- **What needs to be done**
Locate the line containing "What text is on this page?", then please write out that line and all the lines below it in the entries exactly.

===============

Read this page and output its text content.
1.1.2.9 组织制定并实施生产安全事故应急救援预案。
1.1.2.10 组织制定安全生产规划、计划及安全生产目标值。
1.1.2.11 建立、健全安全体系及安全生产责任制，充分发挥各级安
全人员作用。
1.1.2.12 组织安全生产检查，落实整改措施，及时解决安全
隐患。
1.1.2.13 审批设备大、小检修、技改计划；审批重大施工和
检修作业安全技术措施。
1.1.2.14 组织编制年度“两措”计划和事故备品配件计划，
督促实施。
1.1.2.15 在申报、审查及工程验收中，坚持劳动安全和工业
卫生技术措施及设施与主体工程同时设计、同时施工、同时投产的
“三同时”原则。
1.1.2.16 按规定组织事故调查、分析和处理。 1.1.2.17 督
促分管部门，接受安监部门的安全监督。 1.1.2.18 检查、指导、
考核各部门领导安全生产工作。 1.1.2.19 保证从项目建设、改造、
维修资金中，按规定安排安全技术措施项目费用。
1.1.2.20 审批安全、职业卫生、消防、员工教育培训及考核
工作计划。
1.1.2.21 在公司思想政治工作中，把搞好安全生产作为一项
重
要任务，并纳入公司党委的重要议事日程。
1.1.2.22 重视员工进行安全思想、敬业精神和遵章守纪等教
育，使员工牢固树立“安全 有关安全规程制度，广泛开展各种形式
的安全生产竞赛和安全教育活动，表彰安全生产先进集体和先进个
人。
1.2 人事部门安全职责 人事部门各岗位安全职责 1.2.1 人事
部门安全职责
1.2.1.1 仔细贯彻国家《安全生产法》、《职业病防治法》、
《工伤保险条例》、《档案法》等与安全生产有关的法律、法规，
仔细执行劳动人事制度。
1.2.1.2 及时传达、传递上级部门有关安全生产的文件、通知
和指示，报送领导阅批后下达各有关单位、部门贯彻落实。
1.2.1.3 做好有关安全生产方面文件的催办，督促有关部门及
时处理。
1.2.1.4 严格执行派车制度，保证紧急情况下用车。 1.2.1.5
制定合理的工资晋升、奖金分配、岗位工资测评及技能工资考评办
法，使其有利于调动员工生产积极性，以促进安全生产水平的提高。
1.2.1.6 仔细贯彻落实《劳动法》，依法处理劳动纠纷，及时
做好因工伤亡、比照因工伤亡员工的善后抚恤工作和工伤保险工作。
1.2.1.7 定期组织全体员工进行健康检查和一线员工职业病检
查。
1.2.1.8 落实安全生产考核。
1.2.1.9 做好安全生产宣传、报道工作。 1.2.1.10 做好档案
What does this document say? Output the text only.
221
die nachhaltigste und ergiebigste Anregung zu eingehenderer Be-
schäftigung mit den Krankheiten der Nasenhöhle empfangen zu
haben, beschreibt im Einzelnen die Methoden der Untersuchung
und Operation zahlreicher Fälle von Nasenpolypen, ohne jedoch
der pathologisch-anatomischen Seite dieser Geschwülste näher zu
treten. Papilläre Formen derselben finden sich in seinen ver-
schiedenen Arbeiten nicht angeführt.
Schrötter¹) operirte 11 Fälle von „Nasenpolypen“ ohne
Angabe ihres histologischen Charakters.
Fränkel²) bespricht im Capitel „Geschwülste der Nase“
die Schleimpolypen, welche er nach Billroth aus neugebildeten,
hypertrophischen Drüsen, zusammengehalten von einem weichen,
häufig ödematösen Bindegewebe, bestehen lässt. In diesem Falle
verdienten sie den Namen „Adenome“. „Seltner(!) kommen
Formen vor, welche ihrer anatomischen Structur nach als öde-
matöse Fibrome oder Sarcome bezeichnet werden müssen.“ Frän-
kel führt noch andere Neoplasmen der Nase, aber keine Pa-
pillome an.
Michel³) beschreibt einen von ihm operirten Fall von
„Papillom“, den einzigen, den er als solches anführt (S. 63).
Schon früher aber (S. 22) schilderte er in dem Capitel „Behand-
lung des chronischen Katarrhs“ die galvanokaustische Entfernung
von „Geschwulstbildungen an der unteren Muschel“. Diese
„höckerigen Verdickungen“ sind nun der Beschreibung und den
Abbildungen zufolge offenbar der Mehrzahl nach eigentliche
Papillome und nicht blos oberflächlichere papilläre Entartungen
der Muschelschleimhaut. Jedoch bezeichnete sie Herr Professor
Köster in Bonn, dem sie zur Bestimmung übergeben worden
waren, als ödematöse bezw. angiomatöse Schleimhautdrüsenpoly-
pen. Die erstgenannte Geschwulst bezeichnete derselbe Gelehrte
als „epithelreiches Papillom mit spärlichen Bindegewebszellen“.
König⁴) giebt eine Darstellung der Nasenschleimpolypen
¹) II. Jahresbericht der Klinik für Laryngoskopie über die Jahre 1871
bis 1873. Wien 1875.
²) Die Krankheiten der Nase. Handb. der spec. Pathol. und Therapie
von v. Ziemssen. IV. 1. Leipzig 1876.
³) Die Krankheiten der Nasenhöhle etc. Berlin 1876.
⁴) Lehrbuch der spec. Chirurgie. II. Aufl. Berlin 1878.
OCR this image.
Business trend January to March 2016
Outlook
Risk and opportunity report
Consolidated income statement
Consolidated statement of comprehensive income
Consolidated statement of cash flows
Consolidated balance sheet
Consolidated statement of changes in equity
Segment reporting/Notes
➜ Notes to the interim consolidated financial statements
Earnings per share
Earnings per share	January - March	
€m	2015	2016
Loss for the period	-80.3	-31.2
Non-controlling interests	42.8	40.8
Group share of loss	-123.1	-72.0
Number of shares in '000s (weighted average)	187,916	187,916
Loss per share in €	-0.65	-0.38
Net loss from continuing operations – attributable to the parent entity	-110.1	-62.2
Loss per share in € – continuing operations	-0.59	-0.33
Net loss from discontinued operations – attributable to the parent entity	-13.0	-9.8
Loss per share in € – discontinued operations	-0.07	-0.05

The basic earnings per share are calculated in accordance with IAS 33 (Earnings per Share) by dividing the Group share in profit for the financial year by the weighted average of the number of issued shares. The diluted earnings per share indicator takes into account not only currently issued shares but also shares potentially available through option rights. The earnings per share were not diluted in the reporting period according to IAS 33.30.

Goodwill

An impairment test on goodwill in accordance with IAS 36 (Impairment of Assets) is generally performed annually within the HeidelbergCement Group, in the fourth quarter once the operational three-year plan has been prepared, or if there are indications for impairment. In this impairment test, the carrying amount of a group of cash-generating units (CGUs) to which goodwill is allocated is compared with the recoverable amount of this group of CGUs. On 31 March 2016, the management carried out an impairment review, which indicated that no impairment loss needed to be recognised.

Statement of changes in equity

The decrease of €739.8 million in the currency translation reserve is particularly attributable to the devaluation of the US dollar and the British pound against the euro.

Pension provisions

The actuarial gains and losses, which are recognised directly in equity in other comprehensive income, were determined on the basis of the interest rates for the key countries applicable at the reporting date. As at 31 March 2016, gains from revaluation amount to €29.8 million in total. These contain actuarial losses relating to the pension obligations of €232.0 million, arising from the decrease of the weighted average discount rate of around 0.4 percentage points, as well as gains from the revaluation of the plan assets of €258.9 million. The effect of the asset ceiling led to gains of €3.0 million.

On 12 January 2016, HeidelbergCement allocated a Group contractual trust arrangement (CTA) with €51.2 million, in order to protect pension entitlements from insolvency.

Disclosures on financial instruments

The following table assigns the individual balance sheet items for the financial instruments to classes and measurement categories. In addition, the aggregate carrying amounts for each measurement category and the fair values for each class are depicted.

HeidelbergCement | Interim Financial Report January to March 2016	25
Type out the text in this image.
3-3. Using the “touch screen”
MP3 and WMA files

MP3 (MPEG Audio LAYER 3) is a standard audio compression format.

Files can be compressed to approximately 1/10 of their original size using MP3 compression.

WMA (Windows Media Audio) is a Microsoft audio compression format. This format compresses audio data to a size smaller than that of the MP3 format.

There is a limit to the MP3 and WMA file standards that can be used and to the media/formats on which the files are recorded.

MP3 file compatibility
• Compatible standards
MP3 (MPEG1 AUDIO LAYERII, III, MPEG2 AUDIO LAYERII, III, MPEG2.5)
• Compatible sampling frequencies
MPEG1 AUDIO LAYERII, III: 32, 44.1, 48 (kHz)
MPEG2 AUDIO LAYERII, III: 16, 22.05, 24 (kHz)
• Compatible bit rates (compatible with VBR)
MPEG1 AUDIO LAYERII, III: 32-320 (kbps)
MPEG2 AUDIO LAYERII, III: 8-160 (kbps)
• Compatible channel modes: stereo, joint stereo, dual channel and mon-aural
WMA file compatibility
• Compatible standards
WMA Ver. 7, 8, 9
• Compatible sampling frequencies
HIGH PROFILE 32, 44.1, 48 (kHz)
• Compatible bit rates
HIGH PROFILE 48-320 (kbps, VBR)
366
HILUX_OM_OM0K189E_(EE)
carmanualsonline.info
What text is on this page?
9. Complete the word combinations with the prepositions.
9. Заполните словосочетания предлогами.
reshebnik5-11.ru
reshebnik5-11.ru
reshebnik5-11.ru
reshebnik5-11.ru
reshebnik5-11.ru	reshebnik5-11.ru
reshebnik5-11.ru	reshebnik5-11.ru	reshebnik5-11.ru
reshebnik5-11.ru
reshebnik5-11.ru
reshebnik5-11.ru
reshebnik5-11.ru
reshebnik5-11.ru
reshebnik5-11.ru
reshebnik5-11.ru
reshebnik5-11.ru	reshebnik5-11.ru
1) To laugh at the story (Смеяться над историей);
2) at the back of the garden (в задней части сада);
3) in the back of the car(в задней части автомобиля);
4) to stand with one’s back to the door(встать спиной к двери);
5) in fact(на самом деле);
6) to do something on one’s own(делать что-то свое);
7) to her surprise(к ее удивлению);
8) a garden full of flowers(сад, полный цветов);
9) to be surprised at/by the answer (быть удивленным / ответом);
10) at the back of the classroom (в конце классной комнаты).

===============

- **Output of the exercise**
What text is on this page?
9. Complete the word combinations with the prepositions.
9. Заполните словосочетания предлогами.
reshebnik5-11.ru
reshebnik5-11.ru
reshebnik5-11.ru
reshebnik5-11.ru
reshebnik5-11.ru	reshebnik5-11.ru
reshebnik5-11.ru	reshebnik5-11.ru	reshebnik5-11.ru
reshebnik5-11.ru
reshebnik5-11.ru
reshebnik5-11.ru
reshebnik5-11.ru
reshebnik5-11.ru
reshebnik5-11.ru
reshebnik5-11.ru
reshebnik5-11.ru	reshebnik5-11.ru
1) To laugh at the story (Смеяться над историей);
2) at the back of the garden (в задней части сада);
3) in the back of the car(в задней части автомобиля);
4) to stand with one’s back to the door(встать спиной к двери);
5) in fact(на самом деле);
6) to do something on one’s own(делать что-то свое);
7) to her surprise(к ее удивлению);
8) a garden full of flowers(сад, полный цветов);
9) to be surprised at/by the answer (быть удивленным / ответом);
10) at the back of the classroom (в конце классной комнаты).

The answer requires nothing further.